The problem => Could you write out every entry exactly as it stands?

──────────

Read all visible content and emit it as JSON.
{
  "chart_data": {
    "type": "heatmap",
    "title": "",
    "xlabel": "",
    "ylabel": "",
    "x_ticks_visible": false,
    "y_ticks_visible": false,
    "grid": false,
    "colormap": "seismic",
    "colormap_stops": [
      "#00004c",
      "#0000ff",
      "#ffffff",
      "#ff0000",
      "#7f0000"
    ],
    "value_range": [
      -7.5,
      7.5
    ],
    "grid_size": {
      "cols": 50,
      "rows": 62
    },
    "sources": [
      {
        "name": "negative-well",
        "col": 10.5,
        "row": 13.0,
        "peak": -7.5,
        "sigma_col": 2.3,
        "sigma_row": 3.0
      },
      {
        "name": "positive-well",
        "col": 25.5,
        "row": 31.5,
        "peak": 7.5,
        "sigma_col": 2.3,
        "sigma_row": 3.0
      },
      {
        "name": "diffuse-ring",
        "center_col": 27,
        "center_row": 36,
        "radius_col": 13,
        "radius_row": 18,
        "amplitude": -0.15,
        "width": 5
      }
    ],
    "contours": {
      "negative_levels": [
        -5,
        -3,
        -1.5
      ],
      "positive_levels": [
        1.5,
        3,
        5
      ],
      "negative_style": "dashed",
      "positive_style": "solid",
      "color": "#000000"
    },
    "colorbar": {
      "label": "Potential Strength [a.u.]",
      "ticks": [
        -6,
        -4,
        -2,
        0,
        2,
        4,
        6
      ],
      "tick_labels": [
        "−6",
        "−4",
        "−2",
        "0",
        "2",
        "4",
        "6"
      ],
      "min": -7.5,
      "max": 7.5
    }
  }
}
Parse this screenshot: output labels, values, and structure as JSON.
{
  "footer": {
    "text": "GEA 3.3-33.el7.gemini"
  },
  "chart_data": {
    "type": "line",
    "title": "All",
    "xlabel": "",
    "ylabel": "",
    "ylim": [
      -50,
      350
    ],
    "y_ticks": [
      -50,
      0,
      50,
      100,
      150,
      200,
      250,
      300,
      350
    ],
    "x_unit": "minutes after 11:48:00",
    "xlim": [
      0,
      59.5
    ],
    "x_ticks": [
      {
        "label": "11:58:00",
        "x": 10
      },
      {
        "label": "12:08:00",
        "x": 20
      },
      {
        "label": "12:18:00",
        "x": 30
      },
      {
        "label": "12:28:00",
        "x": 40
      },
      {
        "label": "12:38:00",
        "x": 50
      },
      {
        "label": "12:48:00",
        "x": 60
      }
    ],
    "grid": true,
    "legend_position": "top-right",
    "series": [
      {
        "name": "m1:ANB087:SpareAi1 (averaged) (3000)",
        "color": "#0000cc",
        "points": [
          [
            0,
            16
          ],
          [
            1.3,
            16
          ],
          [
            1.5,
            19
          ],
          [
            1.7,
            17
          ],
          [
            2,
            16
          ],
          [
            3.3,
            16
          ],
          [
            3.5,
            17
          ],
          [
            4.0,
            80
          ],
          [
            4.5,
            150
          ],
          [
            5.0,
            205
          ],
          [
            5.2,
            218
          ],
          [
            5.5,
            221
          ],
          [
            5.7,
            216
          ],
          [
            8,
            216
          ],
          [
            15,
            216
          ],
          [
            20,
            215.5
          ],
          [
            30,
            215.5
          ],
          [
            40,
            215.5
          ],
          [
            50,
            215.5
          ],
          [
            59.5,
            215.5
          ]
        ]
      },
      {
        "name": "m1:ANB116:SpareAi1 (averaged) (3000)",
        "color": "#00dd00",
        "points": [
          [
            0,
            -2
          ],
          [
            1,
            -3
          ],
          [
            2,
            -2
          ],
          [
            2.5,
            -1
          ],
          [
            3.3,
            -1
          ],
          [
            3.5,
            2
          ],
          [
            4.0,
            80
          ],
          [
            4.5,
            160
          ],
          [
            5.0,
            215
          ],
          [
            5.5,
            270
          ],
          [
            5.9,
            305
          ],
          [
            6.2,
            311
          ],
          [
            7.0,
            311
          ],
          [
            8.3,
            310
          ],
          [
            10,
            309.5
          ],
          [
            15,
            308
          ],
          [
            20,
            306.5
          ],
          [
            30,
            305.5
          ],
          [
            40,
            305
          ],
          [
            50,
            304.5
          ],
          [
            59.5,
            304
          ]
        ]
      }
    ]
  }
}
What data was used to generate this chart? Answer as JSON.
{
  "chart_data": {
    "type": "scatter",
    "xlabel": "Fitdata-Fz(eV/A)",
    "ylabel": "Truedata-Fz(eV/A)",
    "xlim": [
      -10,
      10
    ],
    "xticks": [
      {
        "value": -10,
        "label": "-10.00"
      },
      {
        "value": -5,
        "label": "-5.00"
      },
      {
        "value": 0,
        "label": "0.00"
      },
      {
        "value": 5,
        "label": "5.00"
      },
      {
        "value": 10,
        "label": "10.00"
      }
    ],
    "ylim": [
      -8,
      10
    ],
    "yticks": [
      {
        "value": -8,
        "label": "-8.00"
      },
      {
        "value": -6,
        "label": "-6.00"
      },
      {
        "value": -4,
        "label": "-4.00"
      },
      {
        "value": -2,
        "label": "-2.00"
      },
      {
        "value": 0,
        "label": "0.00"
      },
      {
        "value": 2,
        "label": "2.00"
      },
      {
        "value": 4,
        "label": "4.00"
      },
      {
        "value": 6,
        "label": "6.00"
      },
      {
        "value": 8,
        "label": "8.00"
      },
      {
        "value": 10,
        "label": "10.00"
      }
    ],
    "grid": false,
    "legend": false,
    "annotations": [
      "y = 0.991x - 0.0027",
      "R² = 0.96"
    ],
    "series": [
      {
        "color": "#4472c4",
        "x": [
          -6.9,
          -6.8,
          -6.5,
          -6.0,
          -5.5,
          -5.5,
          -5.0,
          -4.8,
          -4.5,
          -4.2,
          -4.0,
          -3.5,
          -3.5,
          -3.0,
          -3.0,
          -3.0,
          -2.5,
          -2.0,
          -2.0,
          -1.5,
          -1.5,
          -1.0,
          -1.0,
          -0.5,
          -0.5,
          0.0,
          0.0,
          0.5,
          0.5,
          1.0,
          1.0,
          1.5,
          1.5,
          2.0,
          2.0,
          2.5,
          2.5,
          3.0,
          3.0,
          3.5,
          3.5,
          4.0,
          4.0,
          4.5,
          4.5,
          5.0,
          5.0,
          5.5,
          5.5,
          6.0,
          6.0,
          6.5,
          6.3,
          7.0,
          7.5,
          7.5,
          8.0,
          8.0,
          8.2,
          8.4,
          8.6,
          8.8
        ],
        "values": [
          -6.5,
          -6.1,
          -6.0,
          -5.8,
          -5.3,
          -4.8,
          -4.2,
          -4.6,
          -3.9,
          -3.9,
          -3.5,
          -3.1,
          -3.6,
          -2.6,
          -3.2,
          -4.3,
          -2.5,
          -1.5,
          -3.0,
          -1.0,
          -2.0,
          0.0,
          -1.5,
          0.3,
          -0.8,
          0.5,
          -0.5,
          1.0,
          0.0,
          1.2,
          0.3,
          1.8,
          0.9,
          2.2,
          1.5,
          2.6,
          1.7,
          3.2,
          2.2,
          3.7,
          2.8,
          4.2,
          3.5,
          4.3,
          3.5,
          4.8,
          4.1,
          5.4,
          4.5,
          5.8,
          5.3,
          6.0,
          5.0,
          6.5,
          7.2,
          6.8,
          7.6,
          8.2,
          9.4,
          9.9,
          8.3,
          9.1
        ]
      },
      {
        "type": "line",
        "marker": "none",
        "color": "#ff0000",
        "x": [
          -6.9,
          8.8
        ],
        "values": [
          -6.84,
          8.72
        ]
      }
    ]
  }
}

──────────

Reply to the exercise =>
Read all visible content and emit it as JSON.
{
  "chart_data": {
    "type": "heatmap",
    "title": "",
    "xlabel": "",
    "ylabel": "",
    "x_ticks_visible": false,
    "y_ticks_visible": false,
    "grid": false,
    "colormap": "seismic",
    "colormap_stops": [
      "#00004c",
      "#0000ff",
      "#ffffff",
      "#ff0000",
      "#7f0000"
    ],
    "value_range": [
      -7.5,
      7.5
    ],
    "grid_size": {
      "cols": 50,
      "rows": 62
    },
    "sources": [
      {
        "name": "negative-well",
        "col": 10.5,
        "row": 13.0,
        "peak": -7.5,
        "sigma_col": 2.3,
        "sigma_row": 3.0
      },
      {
        "name": "positive-well",
        "col": 25.5,
        "row": 31.5,
        "peak": 7.5,
        "sigma_col": 2.3,
        "sigma_row": 3.0
      },
      {
        "name": "diffuse-ring",
        "center_col": 27,
        "center_row": 36,
        "radius_col": 13,
        "radius_row": 18,
        "amplitude": -0.15,
        "width": 5
      }
    ],
    "contours": {
      "negative_levels": [
        -5,
        -3,
        -1.5
      ],
      "positive_levels": [
        1.5,
        3,
        5
      ],
      "negative_style": "dashed",
      "positive_style": "solid",
      "color": "#000000"
    },
    "colorbar": {
      "label": "Potential Strength [a.u.]",
      "ticks": [
        -6,
        -4,
        -2,
        0,
        2,
        4,
        6
      ],
      "tick_labels": [
        "−6",
        "−4",
        "−2",
        "0",
        "2",
        "4",
        "6"
      ],
      "min": -7.5,
      "max": 7.5
    }
  }
}
Parse this screenshot: output labels, values, and structure as JSON.
{
  "footer": {
    "text": "GEA 3.3-33.el7.gemini"
  },
  "chart_data": {
    "type": "line",
    "title": "All",
    "xlabel": "",
    "ylabel": "",
    "ylim": [
      -50,
      350
    ],
    "y_ticks": [
      -50,
      0,
      50,
      100,
      150,
      200,
      250,
      300,
      350
    ],
    "x_unit": "minutes after 11:48:00",
    "xlim": [
      0,
      59.5
    ],
    "x_ticks": [
      {
        "label": "11:58:00",
        "x": 10
      },
      {
        "label": "12:08:00",
        "x": 20
      },
      {
        "label": "12:18:00",
        "x": 30
      },
      {
        "label": "12:28:00",
        "x": 40
      },
      {
        "label": "12:38:00",
        "x": 50
      },
      {
        "label": "12:48:00",
        "x": 60
      }
    ],
    "grid": true,
    "legend_position": "top-right",
    "series": [
      {
        "name": "m1:ANB087:SpareAi1 (averaged) (3000)",
        "color": "#0000cc",
        "points": [
          [
            0,
            16
          ],
          [
            1.3,
            16
          ],
          [
            1.5,
            19
          ],
          [
            1.7,
            17
          ],
          [
            2,
            16
          ],
          [
            3.3,
            16
          ],
          [
            3.5,
            17
          ],
          [
            4.0,
            80
          ],
          [
            4.5,
            150
          ],
          [
            5.0,
            205
          ],
          [
            5.2,
            218
          ],
          [
            5.5,
            221
          ],
          [
            5.7,
            216
          ],
          [
            8,
            216
          ],
          [
            15,
            216
          ],
          [
            20,
            215.5
          ],
          [
            30,
            215.5
          ],
          [
            40,
            215.5
          ],
          [
            50,
            215.5
          ],
          [
            59.5,
            215.5
          ]
        ]
      },
      {
        "name": "m1:ANB116:SpareAi1 (averaged) (3000)",
        "color": "#00dd00",
        "points": [
          [
            0,
            -2
          ],
          [
            1,
            -3
          ],
          [
            2,
            -2
          ],
          [
            2.5,
            -1
          ],
          [
            3.3,
            -1
          ],
          [
            3.5,
            2
          ],
          [
            4.0,
            80
          ],
          [
            4.5,
            160
          ],
          [
            5.0,
            215
          ],
          [
            5.5,
            270
          ],
          [
            5.9,
            305
          ],
          [
            6.2,
            311
          ],
          [
            7.0,
            311
          ],
          [
            8.3,
            310
          ],
          [
            10,
            309.5
          ],
          [
            15,
            308
          ],
          [
            20,
            306.5
          ],
          [
            30,
            305.5
          ],
          [
            40,
            305
          ],
          [
            50,
            304.5
          ],
          [
            59.5,
            304
          ]
        ]
      }
    ]
  }
}
What data was used to generate this chart? Answer as JSON.
{
  "chart_data": {
    "type": "scatter",
    "xlabel": "Fitdata-Fz(eV/A)",
    "ylabel": "Truedata-Fz(eV/A)",
    "xlim": [
      -10,
      10
    ],
    "xticks": [
      {
        "value": -10,
        "label": "-10.00"
      },
      {
        "value": -5,
        "label": "-5.00"
      },
      {
        "value": 0,
        "label": "0.00"
      },
      {
        "value": 5,
        "label": "5.00"
      },
      {
        "value": 10,
        "label": "10.00"
      }
    ],
    "ylim": [
      -8,
      10
    ],
    "yticks": [
      {
        "value": -8,
        "label": "-8.00"
      },
      {
        "value": -6,
        "label": "-6.00"
      },
      {
        "value": -4,
        "label": "-4.00"
      },
      {
        "value": -2,
        "label": "-2.00"
      },
      {
        "value": 0,
        "label": "0.00"
      },
      {
        "value": 2,
        "label": "2.00"
      },
      {
        "value": 4,
        "label": "4.00"
      },
      {
        "value": 6,
        "label": "6.00"
      },
      {
        "value": 8,
        "label": "8.00"
      },
      {
        "value": 10,
        "label": "10.00"
      }
    ],
    "grid": false,
    "legend": false,
    "annotations": [
      "y = 0.991x - 0.0027",
      "R² = 0.96"
    ],
    "series": [
      {
        "color": "#4472c4",
        "x": [
          -6.9,
          -6.8,
          -6.5,
          -6.0,
          -5.5,
          -5.5,
          -5.0,
          -4.8,
          -4.5,
          -4.2,
          -4.0,
          -3.5,
          -3.5,
          -3.0,
          -3.0,
          -3.0,
          -2.5,
          -2.0,
          -2.0,
          -1.5,
          -1.5,
          -1.0,
          -1.0,
          -0.5,
          -0.5,
          0.0,
          0.0,
          0.5,
          0.5,
          1.0,
          1.0,
          1.5,
          1.5,
          2.0,
          2.0,
          2.5,
          2.5,
          3.0,
          3.0,
          3.5,
          3.5,
          4.0,
          4.0,
          4.5,
          4.5,
          5.0,
          5.0,
          5.5,
          5.5,
          6.0,
          6.0,
          6.5,
          6.3,
          7.0,
          7.5,
          7.5,
          8.0,
          8.0,
          8.2,
          8.4,
          8.6,
          8.8
        ],
        "values": [
          -6.5,
          -6.1,
          -6.0,
          -5.8,
          -5.3,
          -4.8,
          -4.2,
          -4.6,
          -3.9,
          -3.9,
          -3.5,
          -3.1,
          -3.6,
          -2.6,
          -3.2,
          -4.3,
          -2.5,
          -1.5,
          -3.0,
          -1.0,
          -2.0,
          0.0,
          -1.5,
          0.3,
          -0.8,
          0.5,
          -0.5,
          1.0,
          0.0,
          1.2,
          0.3,
          1.8,
          0.9,
          2.2,
          1.5,
          2.6,
          1.7,
          3.2,
          2.2,
          3.7,
          2.8,
          4.2,
          3.5,
          4.3,
          3.5,
          4.8,
          4.1,
          5.4,
          4.5,
          5.8,
          5.3,
          6.0,
          5.0,
          6.5,
          7.2,
          6.8,
          7.6,
          8.2,
          9.4,
          9.9,
          8.3,
          9.1
        ]
      },
      {
        "type": "line",
        "marker": "none",
        "color": "#ff0000",
        "x": [
          -6.9,
          8.8
        ],
        "values": [
          -6.84,
          8.72
        ]
      }
    ]
  }
}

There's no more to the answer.